*Job*: Search the material for "Kenneth" and show all lines that contain it.

*Dataset entries*:
+--

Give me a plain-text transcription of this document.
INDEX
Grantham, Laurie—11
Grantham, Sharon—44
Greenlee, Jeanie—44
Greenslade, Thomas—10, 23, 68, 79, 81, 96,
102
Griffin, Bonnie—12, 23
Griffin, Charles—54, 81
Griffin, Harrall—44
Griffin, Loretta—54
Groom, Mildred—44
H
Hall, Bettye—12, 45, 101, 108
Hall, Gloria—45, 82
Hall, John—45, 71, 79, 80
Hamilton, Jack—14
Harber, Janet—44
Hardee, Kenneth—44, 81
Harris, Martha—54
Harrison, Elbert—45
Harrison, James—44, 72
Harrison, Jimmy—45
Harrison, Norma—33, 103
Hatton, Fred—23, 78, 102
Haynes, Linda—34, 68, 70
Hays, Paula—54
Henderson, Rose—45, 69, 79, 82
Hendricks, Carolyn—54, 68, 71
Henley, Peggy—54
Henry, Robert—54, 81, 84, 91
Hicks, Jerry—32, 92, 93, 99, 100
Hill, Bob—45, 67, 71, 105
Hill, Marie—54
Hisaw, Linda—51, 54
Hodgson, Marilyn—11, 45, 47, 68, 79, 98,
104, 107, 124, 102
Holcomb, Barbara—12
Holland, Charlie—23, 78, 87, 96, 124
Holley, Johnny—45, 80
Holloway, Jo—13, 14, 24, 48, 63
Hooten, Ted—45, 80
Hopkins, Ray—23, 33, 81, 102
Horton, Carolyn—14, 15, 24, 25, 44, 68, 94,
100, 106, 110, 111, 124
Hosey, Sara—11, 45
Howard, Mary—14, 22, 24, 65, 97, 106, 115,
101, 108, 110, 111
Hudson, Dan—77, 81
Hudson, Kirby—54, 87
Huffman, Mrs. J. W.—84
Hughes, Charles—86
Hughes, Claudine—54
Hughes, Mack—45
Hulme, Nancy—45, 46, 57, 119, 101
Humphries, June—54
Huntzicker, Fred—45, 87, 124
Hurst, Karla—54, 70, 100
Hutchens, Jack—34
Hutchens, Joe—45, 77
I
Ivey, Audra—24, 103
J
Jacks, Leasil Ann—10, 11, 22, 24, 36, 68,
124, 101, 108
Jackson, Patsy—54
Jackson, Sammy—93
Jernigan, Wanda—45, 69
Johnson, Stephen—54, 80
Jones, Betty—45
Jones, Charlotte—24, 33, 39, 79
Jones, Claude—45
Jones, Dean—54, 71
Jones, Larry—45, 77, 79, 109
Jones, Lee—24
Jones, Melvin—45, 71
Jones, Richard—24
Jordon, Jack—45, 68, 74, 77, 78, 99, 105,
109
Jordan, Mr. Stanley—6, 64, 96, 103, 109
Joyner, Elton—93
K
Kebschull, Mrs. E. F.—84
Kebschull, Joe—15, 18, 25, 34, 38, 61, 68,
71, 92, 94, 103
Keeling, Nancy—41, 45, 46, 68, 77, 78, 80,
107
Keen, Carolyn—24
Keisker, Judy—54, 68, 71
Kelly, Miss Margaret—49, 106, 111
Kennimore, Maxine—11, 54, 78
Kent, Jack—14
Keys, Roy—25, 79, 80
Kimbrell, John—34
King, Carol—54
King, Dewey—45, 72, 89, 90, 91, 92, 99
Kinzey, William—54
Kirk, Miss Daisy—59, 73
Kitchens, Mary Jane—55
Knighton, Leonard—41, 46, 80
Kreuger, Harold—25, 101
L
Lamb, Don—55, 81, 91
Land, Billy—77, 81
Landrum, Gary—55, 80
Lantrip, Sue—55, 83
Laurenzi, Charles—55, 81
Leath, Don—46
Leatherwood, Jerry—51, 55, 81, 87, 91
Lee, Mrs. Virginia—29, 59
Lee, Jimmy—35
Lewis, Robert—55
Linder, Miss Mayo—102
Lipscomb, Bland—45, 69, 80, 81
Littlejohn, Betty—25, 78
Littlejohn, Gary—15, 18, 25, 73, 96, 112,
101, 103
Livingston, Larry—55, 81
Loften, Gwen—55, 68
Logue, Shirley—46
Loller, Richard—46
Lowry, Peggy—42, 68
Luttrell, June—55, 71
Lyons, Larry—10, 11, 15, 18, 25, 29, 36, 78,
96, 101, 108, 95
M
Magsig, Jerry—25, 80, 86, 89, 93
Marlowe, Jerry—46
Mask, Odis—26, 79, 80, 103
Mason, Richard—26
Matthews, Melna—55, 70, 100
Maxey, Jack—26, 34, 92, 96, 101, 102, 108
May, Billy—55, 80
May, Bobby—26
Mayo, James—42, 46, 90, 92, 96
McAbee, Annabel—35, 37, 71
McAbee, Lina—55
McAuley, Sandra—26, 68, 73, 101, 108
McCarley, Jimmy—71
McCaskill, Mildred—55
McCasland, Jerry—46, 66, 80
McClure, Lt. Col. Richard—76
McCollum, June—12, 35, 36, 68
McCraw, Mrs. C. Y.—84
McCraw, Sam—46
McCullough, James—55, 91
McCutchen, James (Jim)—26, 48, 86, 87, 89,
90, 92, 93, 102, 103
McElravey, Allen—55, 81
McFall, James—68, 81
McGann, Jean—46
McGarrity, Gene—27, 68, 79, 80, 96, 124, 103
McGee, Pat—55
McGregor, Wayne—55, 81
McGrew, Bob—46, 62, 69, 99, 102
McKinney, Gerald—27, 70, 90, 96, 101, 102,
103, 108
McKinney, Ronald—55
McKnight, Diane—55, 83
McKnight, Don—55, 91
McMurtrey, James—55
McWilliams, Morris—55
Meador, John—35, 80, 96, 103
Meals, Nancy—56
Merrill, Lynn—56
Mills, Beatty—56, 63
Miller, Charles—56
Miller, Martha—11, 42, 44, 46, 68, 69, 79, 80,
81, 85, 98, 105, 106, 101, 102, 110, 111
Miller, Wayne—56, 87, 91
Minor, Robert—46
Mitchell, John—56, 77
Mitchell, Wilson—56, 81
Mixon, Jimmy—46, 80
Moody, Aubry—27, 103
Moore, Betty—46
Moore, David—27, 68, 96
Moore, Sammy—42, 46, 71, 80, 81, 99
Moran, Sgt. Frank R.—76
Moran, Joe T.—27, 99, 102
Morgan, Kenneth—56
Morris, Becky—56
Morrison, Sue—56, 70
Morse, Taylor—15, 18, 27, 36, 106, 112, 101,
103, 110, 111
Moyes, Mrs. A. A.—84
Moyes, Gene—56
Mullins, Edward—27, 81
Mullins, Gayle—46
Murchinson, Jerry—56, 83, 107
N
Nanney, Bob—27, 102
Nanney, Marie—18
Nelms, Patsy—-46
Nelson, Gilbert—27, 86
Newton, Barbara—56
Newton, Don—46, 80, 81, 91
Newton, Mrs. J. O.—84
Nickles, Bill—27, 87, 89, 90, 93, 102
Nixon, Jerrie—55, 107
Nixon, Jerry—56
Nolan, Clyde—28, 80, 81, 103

+--

*Written response*:
Hardee, Kenneth—44, 81
Morgan, Kenneth—56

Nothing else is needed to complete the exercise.